Exercise details:
In how many lines of the data does the word "upper" appear? Give the number by itself.

Stored records
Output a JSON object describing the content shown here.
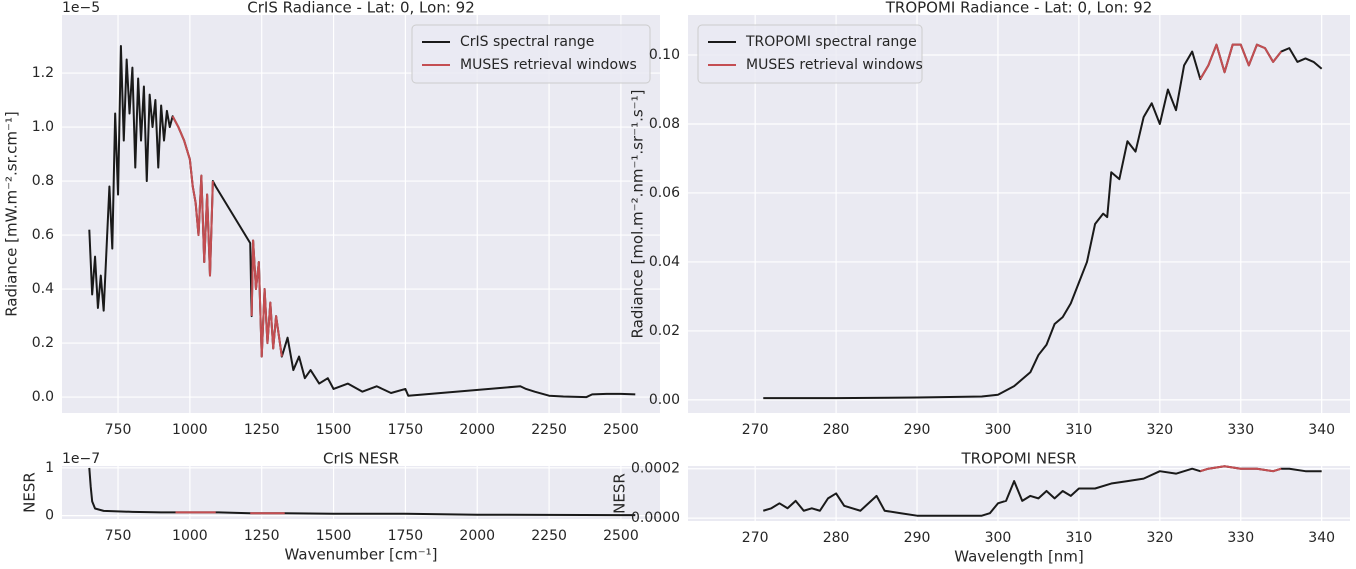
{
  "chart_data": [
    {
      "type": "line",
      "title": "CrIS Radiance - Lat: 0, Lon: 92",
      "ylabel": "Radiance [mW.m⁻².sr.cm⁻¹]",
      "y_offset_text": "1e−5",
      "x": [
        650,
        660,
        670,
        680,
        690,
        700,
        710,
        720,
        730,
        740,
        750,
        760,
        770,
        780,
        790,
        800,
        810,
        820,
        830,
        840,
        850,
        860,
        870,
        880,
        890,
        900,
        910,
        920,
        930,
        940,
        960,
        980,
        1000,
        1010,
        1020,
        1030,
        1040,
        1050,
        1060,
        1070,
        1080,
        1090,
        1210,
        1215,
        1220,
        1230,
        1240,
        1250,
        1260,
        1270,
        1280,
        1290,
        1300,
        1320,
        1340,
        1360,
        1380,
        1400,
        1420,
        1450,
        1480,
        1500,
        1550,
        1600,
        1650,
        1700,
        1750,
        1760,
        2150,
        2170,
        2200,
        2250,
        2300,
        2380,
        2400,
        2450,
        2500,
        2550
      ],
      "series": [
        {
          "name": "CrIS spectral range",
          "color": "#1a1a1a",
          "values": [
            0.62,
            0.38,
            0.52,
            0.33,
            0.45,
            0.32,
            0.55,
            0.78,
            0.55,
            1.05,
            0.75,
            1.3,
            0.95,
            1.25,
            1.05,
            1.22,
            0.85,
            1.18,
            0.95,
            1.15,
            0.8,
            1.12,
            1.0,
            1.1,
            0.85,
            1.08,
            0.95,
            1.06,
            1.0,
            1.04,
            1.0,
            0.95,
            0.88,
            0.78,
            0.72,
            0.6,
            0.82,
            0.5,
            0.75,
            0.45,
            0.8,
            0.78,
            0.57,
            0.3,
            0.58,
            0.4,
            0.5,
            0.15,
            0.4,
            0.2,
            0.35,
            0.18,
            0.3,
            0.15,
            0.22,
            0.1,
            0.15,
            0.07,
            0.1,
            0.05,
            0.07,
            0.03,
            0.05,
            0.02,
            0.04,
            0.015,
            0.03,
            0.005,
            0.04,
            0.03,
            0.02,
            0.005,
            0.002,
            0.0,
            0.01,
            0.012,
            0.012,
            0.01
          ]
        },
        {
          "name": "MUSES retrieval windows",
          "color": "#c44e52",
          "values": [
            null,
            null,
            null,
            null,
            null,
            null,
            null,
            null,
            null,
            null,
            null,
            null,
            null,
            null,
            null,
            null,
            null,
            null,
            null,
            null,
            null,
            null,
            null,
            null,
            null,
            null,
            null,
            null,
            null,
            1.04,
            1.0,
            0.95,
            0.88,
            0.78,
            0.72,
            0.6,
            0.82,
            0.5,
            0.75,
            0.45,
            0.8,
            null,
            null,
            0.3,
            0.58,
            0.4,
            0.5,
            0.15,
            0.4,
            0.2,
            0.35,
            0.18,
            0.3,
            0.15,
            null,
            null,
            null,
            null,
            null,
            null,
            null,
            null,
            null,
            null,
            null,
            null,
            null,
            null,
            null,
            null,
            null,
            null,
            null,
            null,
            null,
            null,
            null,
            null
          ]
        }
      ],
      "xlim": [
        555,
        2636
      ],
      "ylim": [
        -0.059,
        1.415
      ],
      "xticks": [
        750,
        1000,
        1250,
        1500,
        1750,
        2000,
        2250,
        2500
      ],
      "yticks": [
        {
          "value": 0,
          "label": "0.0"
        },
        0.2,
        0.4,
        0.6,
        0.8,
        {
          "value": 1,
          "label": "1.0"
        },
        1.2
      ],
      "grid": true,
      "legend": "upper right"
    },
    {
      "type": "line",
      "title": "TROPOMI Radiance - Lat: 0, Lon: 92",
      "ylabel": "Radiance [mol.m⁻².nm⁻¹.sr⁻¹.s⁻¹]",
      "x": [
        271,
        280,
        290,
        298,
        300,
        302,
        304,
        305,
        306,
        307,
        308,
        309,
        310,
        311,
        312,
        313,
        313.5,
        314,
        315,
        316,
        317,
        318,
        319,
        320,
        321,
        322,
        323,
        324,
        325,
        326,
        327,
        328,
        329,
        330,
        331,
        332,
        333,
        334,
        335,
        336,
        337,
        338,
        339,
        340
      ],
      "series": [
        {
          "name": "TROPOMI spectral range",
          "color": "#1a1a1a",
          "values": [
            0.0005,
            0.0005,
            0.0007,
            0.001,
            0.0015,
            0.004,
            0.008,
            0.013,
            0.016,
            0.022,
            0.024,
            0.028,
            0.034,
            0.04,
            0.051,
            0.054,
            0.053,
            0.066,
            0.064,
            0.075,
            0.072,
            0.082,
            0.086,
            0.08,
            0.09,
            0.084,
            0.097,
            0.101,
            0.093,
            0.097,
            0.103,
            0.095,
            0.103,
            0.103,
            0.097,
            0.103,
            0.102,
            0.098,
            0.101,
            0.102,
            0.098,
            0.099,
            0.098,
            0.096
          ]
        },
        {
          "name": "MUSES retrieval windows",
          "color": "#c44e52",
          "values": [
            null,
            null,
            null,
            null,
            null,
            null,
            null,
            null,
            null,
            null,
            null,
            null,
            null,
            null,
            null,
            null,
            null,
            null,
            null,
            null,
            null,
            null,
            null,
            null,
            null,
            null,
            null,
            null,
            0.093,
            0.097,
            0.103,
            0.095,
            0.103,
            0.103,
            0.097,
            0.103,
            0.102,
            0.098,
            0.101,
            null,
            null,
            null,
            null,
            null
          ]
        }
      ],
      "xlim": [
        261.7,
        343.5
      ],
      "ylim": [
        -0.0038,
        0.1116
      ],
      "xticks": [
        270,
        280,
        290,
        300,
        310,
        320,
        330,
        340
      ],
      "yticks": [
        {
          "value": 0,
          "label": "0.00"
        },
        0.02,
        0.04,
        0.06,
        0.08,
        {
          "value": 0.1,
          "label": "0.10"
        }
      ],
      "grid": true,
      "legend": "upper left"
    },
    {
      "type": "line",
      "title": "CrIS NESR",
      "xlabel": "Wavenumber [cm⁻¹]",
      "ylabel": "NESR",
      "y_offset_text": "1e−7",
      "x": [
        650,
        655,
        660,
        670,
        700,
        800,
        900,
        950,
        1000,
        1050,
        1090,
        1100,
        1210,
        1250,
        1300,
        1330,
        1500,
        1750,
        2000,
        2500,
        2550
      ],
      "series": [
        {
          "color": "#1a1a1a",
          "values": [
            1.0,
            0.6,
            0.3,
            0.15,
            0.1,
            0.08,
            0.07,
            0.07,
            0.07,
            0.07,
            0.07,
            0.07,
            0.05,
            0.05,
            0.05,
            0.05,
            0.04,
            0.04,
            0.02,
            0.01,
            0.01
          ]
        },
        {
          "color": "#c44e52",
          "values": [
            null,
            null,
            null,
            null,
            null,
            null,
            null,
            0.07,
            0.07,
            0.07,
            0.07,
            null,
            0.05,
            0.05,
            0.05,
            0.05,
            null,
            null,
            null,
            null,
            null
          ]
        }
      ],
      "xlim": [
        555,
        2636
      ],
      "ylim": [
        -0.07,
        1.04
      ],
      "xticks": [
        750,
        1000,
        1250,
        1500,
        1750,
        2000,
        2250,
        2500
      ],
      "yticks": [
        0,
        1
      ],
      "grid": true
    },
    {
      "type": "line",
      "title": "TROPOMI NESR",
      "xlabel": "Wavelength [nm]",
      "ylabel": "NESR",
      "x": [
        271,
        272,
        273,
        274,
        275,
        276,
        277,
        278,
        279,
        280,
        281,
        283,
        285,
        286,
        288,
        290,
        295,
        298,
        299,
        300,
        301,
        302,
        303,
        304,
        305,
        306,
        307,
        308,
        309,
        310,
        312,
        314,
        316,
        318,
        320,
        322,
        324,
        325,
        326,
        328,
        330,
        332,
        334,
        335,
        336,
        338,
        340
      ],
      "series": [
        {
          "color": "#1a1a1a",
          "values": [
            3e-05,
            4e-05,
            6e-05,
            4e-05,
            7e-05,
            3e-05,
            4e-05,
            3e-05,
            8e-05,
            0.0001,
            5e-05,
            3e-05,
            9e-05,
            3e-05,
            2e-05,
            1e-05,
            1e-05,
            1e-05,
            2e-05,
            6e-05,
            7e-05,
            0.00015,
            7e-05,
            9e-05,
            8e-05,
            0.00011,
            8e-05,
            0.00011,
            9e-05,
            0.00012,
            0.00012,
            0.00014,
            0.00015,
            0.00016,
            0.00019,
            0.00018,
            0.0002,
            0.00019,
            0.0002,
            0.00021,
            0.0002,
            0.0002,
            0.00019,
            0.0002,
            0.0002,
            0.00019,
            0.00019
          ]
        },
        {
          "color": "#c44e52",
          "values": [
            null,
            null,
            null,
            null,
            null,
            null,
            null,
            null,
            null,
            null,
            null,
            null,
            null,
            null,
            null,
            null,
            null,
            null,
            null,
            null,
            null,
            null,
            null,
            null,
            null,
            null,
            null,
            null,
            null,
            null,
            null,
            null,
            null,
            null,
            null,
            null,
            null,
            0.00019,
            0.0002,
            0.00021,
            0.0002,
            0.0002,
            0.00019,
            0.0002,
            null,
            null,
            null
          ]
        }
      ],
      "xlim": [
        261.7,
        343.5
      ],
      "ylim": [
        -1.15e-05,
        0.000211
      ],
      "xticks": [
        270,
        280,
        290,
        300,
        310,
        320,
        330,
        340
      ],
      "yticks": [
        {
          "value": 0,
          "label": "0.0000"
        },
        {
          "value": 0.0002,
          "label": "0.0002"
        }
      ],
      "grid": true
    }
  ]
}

Reply:
2